(DIRECTION):
Which lines hold the word "nicotine"? Copy each of them from the material.
:::
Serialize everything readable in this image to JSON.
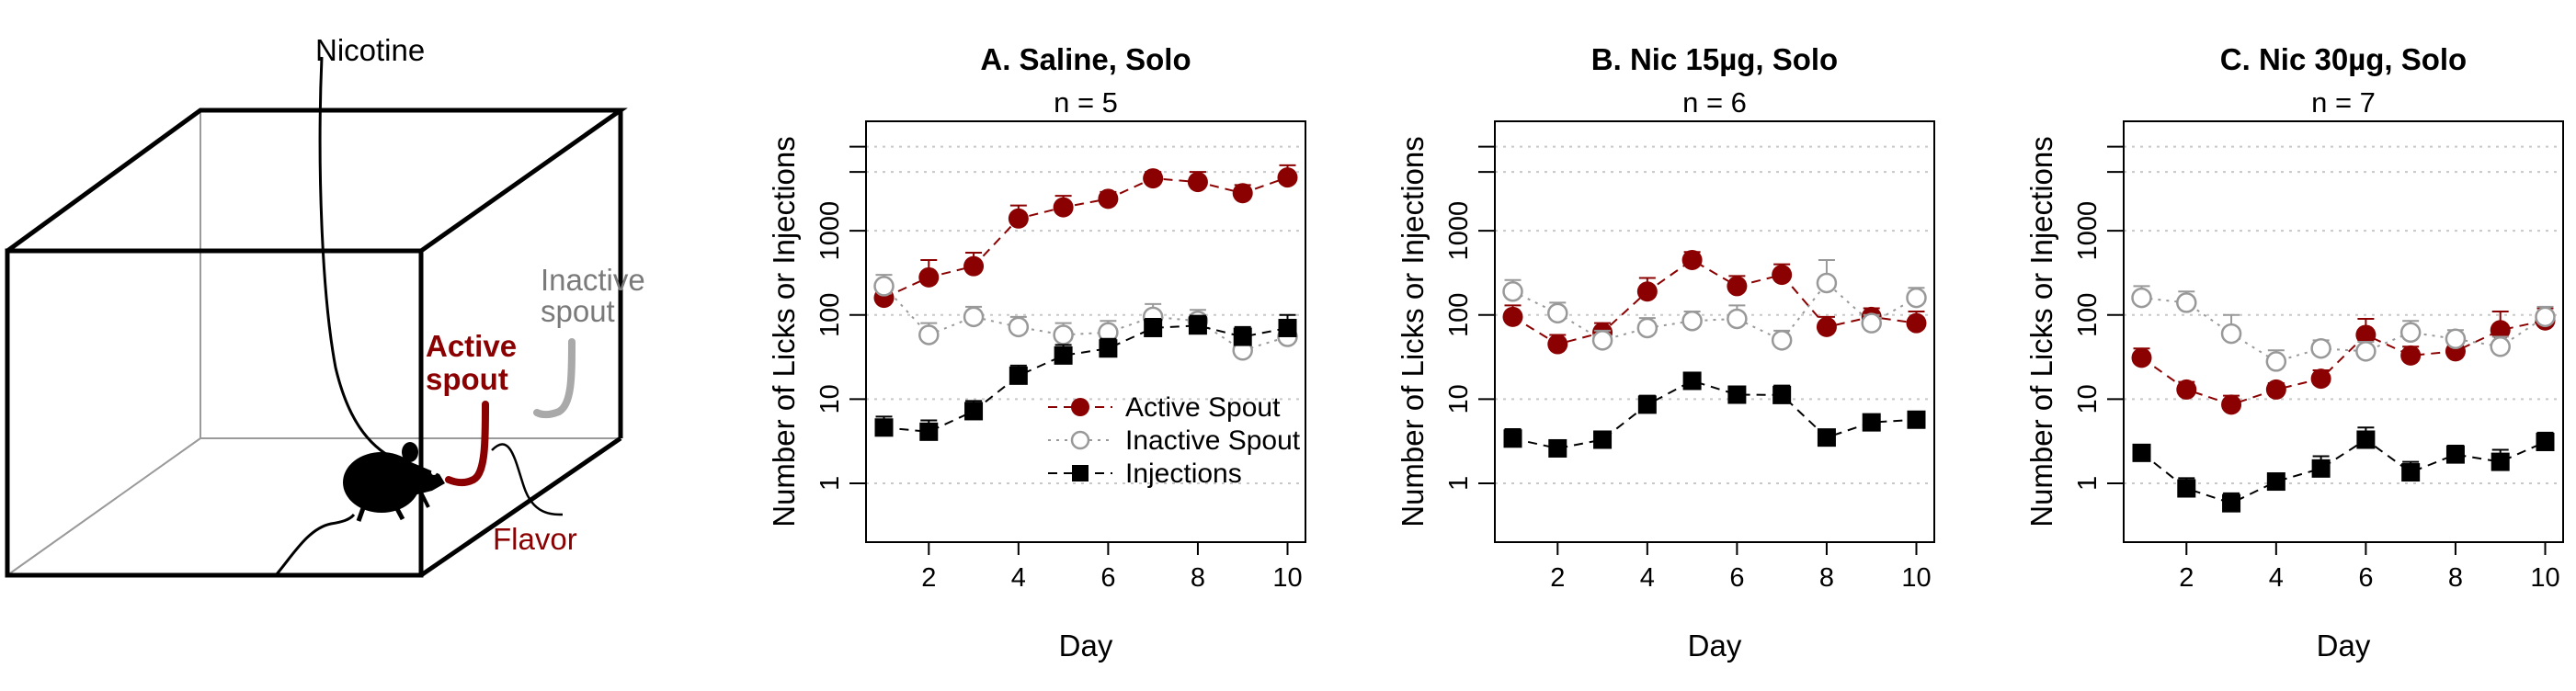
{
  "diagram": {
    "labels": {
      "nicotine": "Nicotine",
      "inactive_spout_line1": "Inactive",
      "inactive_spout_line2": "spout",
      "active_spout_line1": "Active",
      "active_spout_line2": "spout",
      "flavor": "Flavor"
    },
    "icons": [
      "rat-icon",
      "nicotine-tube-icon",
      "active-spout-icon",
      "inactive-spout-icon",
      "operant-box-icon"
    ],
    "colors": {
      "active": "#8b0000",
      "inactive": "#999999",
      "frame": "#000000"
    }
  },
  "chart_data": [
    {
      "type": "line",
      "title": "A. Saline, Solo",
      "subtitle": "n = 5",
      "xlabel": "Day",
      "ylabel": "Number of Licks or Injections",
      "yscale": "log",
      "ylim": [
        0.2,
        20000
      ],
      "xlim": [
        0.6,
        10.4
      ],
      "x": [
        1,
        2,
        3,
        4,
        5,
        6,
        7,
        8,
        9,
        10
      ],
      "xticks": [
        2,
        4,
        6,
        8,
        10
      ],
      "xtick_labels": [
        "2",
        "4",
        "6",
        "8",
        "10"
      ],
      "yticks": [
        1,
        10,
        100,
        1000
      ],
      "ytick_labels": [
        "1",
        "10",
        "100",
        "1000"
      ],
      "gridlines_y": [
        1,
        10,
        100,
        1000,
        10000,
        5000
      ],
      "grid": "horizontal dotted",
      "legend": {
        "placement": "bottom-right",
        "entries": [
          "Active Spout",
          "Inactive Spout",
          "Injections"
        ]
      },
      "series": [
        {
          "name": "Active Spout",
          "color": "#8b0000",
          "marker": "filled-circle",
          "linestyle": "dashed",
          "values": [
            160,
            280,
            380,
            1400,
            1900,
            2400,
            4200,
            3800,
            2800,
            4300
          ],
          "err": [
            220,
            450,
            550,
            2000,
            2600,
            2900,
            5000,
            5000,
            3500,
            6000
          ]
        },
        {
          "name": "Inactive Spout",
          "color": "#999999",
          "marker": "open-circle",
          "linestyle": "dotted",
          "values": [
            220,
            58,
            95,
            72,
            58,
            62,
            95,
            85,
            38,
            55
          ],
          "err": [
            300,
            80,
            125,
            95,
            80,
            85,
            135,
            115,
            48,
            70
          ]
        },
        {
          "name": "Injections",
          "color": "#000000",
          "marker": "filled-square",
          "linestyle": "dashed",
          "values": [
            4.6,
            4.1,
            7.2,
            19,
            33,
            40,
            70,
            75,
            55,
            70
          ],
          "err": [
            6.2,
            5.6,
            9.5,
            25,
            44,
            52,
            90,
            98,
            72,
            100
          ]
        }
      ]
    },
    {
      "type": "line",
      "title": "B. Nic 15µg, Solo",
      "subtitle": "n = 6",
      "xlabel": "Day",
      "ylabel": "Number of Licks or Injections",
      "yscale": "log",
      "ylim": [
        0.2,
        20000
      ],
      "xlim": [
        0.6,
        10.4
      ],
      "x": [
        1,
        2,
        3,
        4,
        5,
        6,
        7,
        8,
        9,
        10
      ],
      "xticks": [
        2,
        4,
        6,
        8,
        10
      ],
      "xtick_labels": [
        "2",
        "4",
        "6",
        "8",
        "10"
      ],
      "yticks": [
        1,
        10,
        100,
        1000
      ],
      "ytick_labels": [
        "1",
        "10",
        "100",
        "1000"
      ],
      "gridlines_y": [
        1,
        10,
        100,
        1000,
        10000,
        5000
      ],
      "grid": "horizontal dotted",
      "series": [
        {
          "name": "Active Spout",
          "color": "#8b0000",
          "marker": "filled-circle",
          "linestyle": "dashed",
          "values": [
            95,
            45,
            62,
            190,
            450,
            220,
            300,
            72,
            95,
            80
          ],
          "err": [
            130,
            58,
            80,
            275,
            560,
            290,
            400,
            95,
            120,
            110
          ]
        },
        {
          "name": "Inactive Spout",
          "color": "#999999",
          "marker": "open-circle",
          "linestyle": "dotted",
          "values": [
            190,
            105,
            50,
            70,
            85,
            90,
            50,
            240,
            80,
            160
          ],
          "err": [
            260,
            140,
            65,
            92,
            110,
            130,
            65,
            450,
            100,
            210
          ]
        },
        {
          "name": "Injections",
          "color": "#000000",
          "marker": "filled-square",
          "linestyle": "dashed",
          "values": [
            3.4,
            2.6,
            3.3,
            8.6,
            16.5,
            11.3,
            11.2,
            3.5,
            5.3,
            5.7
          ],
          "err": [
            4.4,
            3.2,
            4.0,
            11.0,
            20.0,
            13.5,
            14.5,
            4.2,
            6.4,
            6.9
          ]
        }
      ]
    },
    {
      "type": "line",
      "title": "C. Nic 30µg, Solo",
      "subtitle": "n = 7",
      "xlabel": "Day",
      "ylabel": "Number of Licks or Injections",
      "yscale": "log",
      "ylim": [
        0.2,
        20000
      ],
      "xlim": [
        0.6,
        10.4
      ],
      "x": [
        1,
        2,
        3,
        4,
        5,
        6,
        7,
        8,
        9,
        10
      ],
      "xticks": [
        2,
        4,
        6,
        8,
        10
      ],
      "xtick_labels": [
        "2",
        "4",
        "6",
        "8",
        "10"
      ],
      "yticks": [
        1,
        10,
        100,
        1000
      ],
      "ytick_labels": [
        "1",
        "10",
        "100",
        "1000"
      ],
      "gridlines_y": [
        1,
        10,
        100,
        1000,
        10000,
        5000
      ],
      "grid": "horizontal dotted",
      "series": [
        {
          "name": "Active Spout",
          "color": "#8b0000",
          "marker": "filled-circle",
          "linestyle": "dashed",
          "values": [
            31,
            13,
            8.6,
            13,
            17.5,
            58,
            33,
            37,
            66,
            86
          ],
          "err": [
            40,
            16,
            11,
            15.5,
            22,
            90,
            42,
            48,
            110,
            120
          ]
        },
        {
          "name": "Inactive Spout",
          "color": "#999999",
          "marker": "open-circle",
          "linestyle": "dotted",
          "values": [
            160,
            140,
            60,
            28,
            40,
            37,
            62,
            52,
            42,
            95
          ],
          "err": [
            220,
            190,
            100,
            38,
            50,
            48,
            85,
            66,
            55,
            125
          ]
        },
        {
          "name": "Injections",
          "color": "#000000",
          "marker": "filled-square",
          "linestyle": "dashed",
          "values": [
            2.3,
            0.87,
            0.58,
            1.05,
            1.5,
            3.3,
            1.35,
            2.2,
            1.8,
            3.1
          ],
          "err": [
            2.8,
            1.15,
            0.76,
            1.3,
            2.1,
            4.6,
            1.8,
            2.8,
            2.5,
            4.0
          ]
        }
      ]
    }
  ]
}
:::
(TASK RESPONSE):
      "nicotine": "Nicotine",
      "nicotine-tube-icon",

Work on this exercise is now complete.